____ EXCERPTED DATA

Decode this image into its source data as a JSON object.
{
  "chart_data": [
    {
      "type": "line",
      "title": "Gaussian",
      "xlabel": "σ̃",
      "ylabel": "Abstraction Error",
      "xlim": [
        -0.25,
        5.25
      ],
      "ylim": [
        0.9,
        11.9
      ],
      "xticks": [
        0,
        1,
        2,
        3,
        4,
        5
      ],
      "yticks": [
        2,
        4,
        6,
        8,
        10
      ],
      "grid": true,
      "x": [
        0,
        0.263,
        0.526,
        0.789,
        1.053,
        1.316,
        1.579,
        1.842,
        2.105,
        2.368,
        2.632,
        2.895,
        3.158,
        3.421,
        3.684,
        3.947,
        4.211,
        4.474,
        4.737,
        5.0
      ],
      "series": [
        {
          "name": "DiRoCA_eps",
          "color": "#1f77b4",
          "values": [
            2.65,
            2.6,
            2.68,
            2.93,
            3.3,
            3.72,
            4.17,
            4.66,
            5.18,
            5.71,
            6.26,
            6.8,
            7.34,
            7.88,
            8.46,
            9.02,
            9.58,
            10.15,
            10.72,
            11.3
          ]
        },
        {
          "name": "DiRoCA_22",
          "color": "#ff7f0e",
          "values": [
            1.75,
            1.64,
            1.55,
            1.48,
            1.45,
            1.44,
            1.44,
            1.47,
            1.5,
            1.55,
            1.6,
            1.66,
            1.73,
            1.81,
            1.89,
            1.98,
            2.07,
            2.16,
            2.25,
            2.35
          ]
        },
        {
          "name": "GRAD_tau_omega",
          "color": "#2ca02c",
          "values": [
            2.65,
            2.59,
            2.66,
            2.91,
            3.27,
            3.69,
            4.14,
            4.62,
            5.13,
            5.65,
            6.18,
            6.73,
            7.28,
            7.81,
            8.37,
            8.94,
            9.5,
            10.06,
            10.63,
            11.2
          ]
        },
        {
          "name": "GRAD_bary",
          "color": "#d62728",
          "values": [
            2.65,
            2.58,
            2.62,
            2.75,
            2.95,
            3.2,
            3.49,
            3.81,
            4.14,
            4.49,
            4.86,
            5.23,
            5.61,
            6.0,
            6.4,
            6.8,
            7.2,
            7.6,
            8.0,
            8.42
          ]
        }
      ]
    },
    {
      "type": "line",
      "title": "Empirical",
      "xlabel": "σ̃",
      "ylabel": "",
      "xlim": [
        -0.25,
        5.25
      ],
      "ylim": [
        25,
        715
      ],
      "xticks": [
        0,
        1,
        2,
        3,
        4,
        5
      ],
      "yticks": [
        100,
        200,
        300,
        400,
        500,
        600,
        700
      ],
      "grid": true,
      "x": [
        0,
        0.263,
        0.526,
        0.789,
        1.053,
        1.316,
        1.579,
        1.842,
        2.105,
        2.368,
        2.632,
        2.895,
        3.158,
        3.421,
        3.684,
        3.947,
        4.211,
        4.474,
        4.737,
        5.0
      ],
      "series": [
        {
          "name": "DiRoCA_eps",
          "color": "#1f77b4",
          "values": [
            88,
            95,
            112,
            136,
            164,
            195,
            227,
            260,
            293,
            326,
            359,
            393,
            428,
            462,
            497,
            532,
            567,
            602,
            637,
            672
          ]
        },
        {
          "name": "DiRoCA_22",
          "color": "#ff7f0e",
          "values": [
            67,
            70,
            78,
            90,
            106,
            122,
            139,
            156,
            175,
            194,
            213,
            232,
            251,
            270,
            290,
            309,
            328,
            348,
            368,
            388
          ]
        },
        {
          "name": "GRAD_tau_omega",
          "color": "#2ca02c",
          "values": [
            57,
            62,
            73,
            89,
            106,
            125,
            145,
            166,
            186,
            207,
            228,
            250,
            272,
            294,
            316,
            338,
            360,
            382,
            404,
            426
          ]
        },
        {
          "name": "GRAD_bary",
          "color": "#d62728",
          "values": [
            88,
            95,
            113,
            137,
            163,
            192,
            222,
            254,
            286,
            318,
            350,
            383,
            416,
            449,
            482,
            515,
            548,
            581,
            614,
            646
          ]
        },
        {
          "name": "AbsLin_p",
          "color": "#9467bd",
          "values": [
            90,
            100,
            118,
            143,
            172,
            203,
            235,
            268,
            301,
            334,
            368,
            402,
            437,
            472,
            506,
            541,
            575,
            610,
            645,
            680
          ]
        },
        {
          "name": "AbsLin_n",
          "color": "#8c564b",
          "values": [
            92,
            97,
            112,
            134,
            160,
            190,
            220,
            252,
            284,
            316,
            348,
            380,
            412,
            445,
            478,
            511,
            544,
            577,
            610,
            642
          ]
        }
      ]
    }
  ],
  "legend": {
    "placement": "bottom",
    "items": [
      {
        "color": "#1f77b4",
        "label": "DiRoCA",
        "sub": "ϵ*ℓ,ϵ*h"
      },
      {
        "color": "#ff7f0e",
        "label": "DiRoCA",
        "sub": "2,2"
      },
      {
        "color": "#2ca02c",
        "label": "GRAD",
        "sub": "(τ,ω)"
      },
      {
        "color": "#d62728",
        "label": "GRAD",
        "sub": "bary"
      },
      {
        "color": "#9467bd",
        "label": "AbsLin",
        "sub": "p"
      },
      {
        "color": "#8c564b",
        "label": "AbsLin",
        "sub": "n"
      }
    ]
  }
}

________

Transcribe every entry exactly, omitting nothing.

- **EXERCISE RESPONSE**
Decode this image into its source data as a JSON object.
{
  "chart_data": [
    {
      "type": "line",
      "title": "Gaussian",
      "xlabel": "σ̃",
      "ylabel": "Abstraction Error",
      "xlim": [
        -0.25,
        5.25
      ],
      "ylim": [
        0.9,
        11.9
      ],
      "xticks": [
        0,
        1,
        2,
        3,
        4,
        5
      ],
      "yticks": [
        2,
        4,
        6,
        8,
        10
      ],
      "grid": true,
      "x": [
        0,
        0.263,
        0.526,
        0.789,
        1.053,
        1.316,
        1.579,
        1.842,
        2.105,
        2.368,
        2.632,
        2.895,
        3.158,
        3.421,
        3.684,
        3.947,
        4.211,
        4.474,
        4.737,
        5.0
      ],
      "series": [
        {
          "name": "DiRoCA_eps",
          "color": "#1f77b4",
          "values": [
            2.65,
            2.6,
            2.68,
            2.93,
            3.3,
            3.72,
            4.17,
            4.66,
            5.18,
            5.71,
            6.26,
            6.8,
            7.34,
            7.88,
            8.46,
            9.02,
            9.58,
            10.15,
            10.72,
            11.3
          ]
        },
        {
          "name": "DiRoCA_22",
          "color": "#ff7f0e",
          "values": [
            1.75,
            1.64,
            1.55,
            1.48,
            1.45,
            1.44,
            1.44,
            1.47,
            1.5,
            1.55,
            1.6,
            1.66,
            1.73,
            1.81,
            1.89,
            1.98,
            2.07,
            2.16,
            2.25,
            2.35
          ]
        },
        {
          "name": "GRAD_tau_omega",
          "color": "#2ca02c",
          "values": [
            2.65,
            2.59,
            2.66,
            2.91,
            3.27,
            3.69,
            4.14,
            4.62,
            5.13,
            5.65,
            6.18,
            6.73,
            7.28,
            7.81,
            8.37,
            8.94,
            9.5,
            10.06,
            10.63,
            11.2
          ]
        },
        {
          "name": "GRAD_bary",
          "color": "#d62728",
          "values": [
            2.65,
            2.58,
            2.62,
            2.75,
            2.95,
            3.2,
            3.49,
            3.81,
            4.14,
            4.49,
            4.86,
            5.23,
            5.61,
            6.0,
            6.4,
            6.8,
            7.2,
            7.6,
            8.0,
            8.42
          ]
        }
      ]
    },
    {
      "type": "line",
      "title": "Empirical",
      "xlabel": "σ̃",
      "ylabel": "",
      "xlim": [
        -0.25,
        5.25
      ],
      "ylim": [
        25,
        715
      ],
      "xticks": [
        0,
        1,
        2,
        3,
        4,
        5
      ],
      "yticks": [
        100,
        200,
        300,
        400,
        500,
        600,
        700
      ],
      "grid": true,
      "x": [
        0,
        0.263,
        0.526,
        0.789,
        1.053,
        1.316,
        1.579,
        1.842,
        2.105,
        2.368,
        2.632,
        2.895,
        3.158,
        3.421,
        3.684,
        3.947,
        4.211,
        4.474,
        4.737,
        5.0
      ],
      "series": [
        {
          "name": "DiRoCA_eps",
          "color": "#1f77b4",
          "values": [
            88,
            95,
            112,
            136,
            164,
            195,
            227,
            260,
            293,
            326,
            359,
            393,
            428,
            462,
            497,
            532,
            567,
            602,
            637,
            672
          ]
        },
        {
          "name": "DiRoCA_22",
          "color": "#ff7f0e",
          "values": [
            67,
            70,
            78,
            90,
            106,
            122,
            139,
            156,
            175,
            194,
            213,
            232,
            251,
            270,
            290,
            309,
            328,
            348,
            368,
            388
          ]
        },
        {
          "name": "GRAD_tau_omega",
          "color": "#2ca02c",
          "values": [
            57,
            62,
            73,
            89,
            106,
            125,
            145,
            166,
            186,
            207,
            228,
            250,
            272,
            294,
            316,
            338,
            360,
            382,
            404,
            426
          ]
        },
        {
          "name": "GRAD_bary",
          "color": "#d62728",
          "values": [
            88,
            95,
            113,
            137,
            163,
            192,
            222,
            254,
            286,
            318,
            350,
            383,
            416,
            449,
            482,
            515,
            548,
            581,
            614,
            646
          ]
        },
        {
          "name": "AbsLin_p",
          "color": "#9467bd",
          "values": [
            90,
            100,
            118,
            143,
            172,
            203,
            235,
            268,
            301,
            334,
            368,
            402,
            437,
            472,
            506,
            541,
            575,
            610,
            645,
            680
          ]
        },
        {
          "name": "AbsLin_n",
          "color": "#8c564b",
          "values": [
            92,
            97,
            112,
            134,
            160,
            190,
            220,
            252,
            284,
            316,
            348,
            380,
            412,
            445,
            478,
            511,
            544,
            577,
            610,
            642
          ]
        }
      ]
    }
  ],
  "legend": {
    "placement": "bottom",
    "items": [
      {
        "color": "#1f77b4",
        "label": "DiRoCA",
        "sub": "ϵ*ℓ,ϵ*h"
      },
      {
        "color": "#ff7f0e",
        "label": "DiRoCA",
        "sub": "2,2"
      },
      {
        "color": "#2ca02c",
        "label": "GRAD",
        "sub": "(τ,ω)"
      },
      {
        "color": "#d62728",
        "label": "GRAD",
        "sub": "bary"
      },
      {
        "color": "#9467bd",
        "label": "AbsLin",
        "sub": "p"
      },
      {
        "color": "#8c564b",
        "label": "AbsLin",
        "sub": "n"
      }
    ]
  }
}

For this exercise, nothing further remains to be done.